● Task
The records below are to be quoted in full; please keep every word exact.

** Start **

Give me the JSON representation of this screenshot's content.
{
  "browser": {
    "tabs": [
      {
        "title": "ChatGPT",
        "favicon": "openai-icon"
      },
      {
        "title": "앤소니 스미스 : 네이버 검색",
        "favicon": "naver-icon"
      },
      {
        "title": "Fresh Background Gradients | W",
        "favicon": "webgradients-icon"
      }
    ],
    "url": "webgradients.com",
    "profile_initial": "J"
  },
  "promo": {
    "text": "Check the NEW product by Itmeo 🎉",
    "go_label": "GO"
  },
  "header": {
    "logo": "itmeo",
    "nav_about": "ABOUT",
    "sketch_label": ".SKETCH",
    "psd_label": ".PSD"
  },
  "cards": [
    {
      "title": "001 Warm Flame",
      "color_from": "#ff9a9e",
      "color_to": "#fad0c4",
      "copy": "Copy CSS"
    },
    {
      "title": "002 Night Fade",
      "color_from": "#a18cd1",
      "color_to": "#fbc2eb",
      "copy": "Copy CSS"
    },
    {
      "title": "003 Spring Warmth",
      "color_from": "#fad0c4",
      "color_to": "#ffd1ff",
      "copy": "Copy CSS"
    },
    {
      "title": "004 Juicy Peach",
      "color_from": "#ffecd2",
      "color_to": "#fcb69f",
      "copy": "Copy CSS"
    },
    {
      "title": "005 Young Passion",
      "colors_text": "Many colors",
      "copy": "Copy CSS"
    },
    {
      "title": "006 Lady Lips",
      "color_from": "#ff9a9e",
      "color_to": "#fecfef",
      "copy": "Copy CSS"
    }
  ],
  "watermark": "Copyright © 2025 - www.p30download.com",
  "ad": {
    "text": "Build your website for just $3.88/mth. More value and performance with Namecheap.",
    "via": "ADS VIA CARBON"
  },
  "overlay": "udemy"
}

** End **

● Task result
Give me the JSON representation of this screenshot's content.
{
  "browser": {
    "tabs": [
      {
        "title": "ChatGPT",
        "favicon": "openai-icon"
      },
      {
        "title": "앤소니 스미스 : 네이버 검색",
        "favicon": "naver-icon"
      },
      {
        "title": "Fresh Background Gradients | W",
        "favicon": "webgradients-icon"
      }
    ],
    "url": "webgradients.com",
    "profile_initial": "J"
  },
  "promo": {
    "text": "Check the NEW product by Itmeo 🎉",
    "go_label": "GO"
  },
  "header": {
    "logo": "itmeo",
    "nav_about": "ABOUT",
    "sketch_label": ".SKETCH",
    "psd_label": ".PSD"
  },
  "cards": [
    {
      "title": "001 Warm Flame",
      "color_from": "#ff9a9e",
      "color_to": "#fad0c4",
      "copy": "Copy CSS"
    },
    {
      "title": "002 Night Fade",
      "color_from": "#a18cd1",
      "color_to": "#fbc2eb",
      "copy": "Copy CSS"
    },
    {
      "title": "003 Spring Warmth",
      "color_from": "#fad0c4",
      "color_to": "#ffd1ff",
      "copy": "Copy CSS"
    },
    {
      "title": "004 Juicy Peach",
      "color_from": "#ffecd2",
      "color_to": "#fcb69f",
      "copy": "Copy CSS"
    },
    {
      "title": "005 Young Passion",
      "colors_text": "Many colors",
      "copy": "Copy CSS"
    },
    {
      "title": "006 Lady Lips",
      "color_from": "#ff9a9e",
      "color_to": "#fecfef",
      "copy": "Copy CSS"
    }
  ],
  "watermark": "Copyright © 2025 - www.p30download.com",
  "ad": {
    "text": "Build your website for just $3.88/mth. More value and performance with Namecheap.",
    "via": "ADS VIA CARBON"
  },
  "overlay": "udemy"
}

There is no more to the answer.